* _Given request_:
Return all of the lines below exactly as they are.

* _Material_:
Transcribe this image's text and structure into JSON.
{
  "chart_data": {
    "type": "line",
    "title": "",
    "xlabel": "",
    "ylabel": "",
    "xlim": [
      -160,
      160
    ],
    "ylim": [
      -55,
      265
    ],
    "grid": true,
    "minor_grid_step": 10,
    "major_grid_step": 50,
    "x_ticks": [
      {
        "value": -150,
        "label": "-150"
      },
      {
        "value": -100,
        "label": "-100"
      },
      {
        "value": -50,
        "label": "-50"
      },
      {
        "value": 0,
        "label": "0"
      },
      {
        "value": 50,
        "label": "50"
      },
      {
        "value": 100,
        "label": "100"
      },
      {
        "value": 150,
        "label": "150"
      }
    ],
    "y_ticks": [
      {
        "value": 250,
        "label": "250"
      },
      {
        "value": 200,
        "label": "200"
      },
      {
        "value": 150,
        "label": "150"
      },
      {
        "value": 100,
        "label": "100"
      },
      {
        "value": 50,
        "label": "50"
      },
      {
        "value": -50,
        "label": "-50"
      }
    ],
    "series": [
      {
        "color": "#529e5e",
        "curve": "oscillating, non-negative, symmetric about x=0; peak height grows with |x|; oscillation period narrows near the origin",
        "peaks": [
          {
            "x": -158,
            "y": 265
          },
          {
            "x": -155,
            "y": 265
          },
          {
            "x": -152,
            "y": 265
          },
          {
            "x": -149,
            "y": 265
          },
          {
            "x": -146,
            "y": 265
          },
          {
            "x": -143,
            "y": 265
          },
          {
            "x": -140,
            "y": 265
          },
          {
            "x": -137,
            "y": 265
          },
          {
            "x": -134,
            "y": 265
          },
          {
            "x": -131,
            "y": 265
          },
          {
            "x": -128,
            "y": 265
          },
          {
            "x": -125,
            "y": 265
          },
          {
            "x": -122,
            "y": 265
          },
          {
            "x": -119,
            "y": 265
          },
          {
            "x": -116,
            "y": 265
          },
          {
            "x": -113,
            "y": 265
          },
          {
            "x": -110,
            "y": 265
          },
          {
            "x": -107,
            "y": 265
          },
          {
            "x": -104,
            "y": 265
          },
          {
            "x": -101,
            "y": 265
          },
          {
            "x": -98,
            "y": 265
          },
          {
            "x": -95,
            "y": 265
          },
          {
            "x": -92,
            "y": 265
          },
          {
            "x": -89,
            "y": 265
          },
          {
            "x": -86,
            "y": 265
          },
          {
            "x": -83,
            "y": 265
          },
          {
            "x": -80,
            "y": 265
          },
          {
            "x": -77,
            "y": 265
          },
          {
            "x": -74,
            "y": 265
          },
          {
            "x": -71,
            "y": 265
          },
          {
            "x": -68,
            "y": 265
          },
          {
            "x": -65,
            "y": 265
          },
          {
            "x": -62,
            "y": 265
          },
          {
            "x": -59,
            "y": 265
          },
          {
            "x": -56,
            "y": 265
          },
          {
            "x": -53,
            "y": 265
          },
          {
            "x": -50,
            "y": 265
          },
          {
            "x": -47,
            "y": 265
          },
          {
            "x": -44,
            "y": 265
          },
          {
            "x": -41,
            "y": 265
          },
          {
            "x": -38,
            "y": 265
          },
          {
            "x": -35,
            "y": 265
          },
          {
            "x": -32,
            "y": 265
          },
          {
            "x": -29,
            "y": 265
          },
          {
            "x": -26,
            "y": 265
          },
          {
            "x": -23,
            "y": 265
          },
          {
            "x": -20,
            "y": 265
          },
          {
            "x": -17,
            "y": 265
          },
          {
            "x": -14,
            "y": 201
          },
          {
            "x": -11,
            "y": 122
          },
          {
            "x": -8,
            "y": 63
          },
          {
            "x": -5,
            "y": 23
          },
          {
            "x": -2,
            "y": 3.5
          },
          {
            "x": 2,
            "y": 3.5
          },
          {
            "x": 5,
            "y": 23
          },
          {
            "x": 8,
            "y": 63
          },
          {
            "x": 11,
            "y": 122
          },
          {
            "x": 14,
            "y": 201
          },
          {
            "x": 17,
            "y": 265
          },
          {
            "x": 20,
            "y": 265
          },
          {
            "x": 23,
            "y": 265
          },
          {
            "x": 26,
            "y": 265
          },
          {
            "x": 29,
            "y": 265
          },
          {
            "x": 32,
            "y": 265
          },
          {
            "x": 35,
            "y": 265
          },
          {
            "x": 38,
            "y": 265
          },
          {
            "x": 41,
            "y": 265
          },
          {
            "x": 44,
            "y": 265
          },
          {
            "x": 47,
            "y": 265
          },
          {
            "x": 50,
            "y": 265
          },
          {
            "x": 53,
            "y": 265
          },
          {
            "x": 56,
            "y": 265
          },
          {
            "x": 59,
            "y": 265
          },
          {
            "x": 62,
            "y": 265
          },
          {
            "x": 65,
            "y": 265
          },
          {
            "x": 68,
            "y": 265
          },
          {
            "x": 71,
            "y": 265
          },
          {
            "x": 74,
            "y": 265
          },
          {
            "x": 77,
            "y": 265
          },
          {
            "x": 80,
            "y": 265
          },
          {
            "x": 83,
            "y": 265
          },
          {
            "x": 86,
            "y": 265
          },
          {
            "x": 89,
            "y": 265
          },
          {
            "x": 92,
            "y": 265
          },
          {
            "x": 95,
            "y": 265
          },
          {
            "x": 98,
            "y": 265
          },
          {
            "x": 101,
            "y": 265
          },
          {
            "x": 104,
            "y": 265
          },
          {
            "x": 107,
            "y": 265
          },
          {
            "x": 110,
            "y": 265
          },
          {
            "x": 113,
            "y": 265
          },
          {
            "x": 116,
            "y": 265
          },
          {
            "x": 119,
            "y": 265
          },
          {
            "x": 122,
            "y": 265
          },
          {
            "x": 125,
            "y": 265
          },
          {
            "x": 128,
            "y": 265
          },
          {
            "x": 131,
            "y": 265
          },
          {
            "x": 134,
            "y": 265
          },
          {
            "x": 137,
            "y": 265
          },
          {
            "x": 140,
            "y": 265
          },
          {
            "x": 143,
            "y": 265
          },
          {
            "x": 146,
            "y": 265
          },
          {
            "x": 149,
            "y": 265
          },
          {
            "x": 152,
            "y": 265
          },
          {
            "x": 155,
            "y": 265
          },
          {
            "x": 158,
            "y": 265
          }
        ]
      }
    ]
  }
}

* _Final result_:
Transcribe this image's text and structure into JSON.
{
  "chart_data": {
    "type": "line",
    "title": "",
    "xlabel": "",
    "ylabel": "",
    "xlim": [
      -160,
      160
    ],
    "ylim": [
      -55,
      265
    ],
    "grid": true,
    "minor_grid_step": 10,
    "major_grid_step": 50,
    "x_ticks": [
      {
        "value": -150,
        "label": "-150"
      },
      {
        "value": -100,
        "label": "-100"
      },
      {
        "value": -50,
        "label": "-50"
      },
      {
        "value": 0,
        "label": "0"
      },
      {
        "value": 50,
        "label": "50"
      },
      {
        "value": 100,
        "label": "100"
      },
      {
        "value": 150,
        "label": "150"
      }
    ],
    "y_ticks": [
      {
        "value": 250,
        "label": "250"
      },
      {
        "value": 200,
        "label": "200"
      },
      {
        "value": 150,
        "label": "150"
      },
      {
        "value": 100,
        "label": "100"
      },
      {
        "value": 50,
        "label": "50"
      },
      {
        "value": -50,
        "label": "-50"
      }
    ],
    "series": [
      {
        "color": "#529e5e",
        "curve": "oscillating, non-negative, symmetric about x=0; peak height grows with |x|; oscillation period narrows near the origin",
        "peaks": [
          {
            "x": -158,
            "y": 265
          },
          {
            "x": -155,
            "y": 265
          },
          {
            "x": -152,
            "y": 265
          },
          {
            "x": -149,
            "y": 265
          },
          {
            "x": -146,
            "y": 265
          },
          {
            "x": -143,
            "y": 265
          },
          {
            "x": -140,
            "y": 265
          },
          {
            "x": -137,
            "y": 265
          },
          {
            "x": -134,
            "y": 265
          },
          {
            "x": -131,
            "y": 265
          },
          {
            "x": -128,
            "y": 265
          },
          {
            "x": -125,
            "y": 265
          },
          {
            "x": -122,
            "y": 265
          },
          {
            "x": -119,
            "y": 265
          },
          {
            "x": -116,
            "y": 265
          },
          {
            "x": -113,
            "y": 265
          },
          {
            "x": -110,
            "y": 265
          },
          {
            "x": -107,
            "y": 265
          },
          {
            "x": -104,
            "y": 265
          },
          {
            "x": -101,
            "y": 265
          },
          {
            "x": -98,
            "y": 265
          },
          {
            "x": -95,
            "y": 265
          },
          {
            "x": -92,
            "y": 265
          },
          {
            "x": -89,
            "y": 265
          },
          {
            "x": -86,
            "y": 265
          },
          {
            "x": -83,
            "y": 265
          },
          {
            "x": -80,
            "y": 265
          },
          {
            "x": -77,
            "y": 265
          },
          {
            "x": -74,
            "y": 265
          },
          {
            "x": -71,
            "y": 265
          },
          {
            "x": -68,
            "y": 265
          },
          {
            "x": -65,
            "y": 265
          },
          {
            "x": -62,
            "y": 265
          },
          {
            "x": -59,
            "y": 265
          },
          {
            "x": -56,
            "y": 265
          },
          {
            "x": -53,
            "y": 265
          },
          {
            "x": -50,
            "y": 265
          },
          {
            "x": -47,
            "y": 265
          },
          {
            "x": -44,
            "y": 265
          },
          {
            "x": -41,
            "y": 265
          },
          {
            "x": -38,
            "y": 265
          },
          {
            "x": -35,
            "y": 265
          },
          {
            "x": -32,
            "y": 265
          },
          {
            "x": -29,
            "y": 265
          },
          {
            "x": -26,
            "y": 265
          },
          {
            "x": -23,
            "y": 265
          },
          {
            "x": -20,
            "y": 265
          },
          {
            "x": -17,
            "y": 265
          },
          {
            "x": -14,
            "y": 201
          },
          {
            "x": -11,
            "y": 122
          },
          {
            "x": -8,
            "y": 63
          },
          {
            "x": -5,
            "y": 23
          },
          {
            "x": -2,
            "y": 3.5
          },
          {
            "x": 2,
            "y": 3.5
          },
          {
            "x": 5,
            "y": 23
          },
          {
            "x": 8,
            "y": 63
          },
          {
            "x": 11,
            "y": 122
          },
          {
            "x": 14,
            "y": 201
          },
          {
            "x": 17,
            "y": 265
          },
          {
            "x": 20,
            "y": 265
          },
          {
            "x": 23,
            "y": 265
          },
          {
            "x": 26,
            "y": 265
          },
          {
            "x": 29,
            "y": 265
          },
          {
            "x": 32,
            "y": 265
          },
          {
            "x": 35,
            "y": 265
          },
          {
            "x": 38,
            "y": 265
          },
          {
            "x": 41,
            "y": 265
          },
          {
            "x": 44,
            "y": 265
          },
          {
            "x": 47,
            "y": 265
          },
          {
            "x": 50,
            "y": 265
          },
          {
            "x": 53,
            "y": 265
          },
          {
            "x": 56,
            "y": 265
          },
          {
            "x": 59,
            "y": 265
          },
          {
            "x": 62,
            "y": 265
          },
          {
            "x": 65,
            "y": 265
          },
          {
            "x": 68,
            "y": 265
          },
          {
            "x": 71,
            "y": 265
          },
          {
            "x": 74,
            "y": 265
          },
          {
            "x": 77,
            "y": 265
          },
          {
            "x": 80,
            "y": 265
          },
          {
            "x": 83,
            "y": 265
          },
          {
            "x": 86,
            "y": 265
          },
          {
            "x": 89,
            "y": 265
          },
          {
            "x": 92,
            "y": 265
          },
          {
            "x": 95,
            "y": 265
          },
          {
            "x": 98,
            "y": 265
          },
          {
            "x": 101,
            "y": 265
          },
          {
            "x": 104,
            "y": 265
          },
          {
            "x": 107,
            "y": 265
          },
          {
            "x": 110,
            "y": 265
          },
          {
            "x": 113,
            "y": 265
          },
          {
            "x": 116,
            "y": 265
          },
          {
            "x": 119,
            "y": 265
          },
          {
            "x": 122,
            "y": 265
          },
          {
            "x": 125,
            "y": 265
          },
          {
            "x": 128,
            "y": 265
          },
          {
            "x": 131,
            "y": 265
          },
          {
            "x": 134,
            "y": 265
          },
          {
            "x": 137,
            "y": 265
          },
          {
            "x": 140,
            "y": 265
          },
          {
            "x": 143,
            "y": 265
          },
          {
            "x": 146,
            "y": 265
          },
          {
            "x": 149,
            "y": 265
          },
          {
            "x": 152,
            "y": 265
          },
          {
            "x": 155,
            "y": 265
          },
          {
            "x": 158,
            "y": 265
          }
        ]
      }
    ]
  }
}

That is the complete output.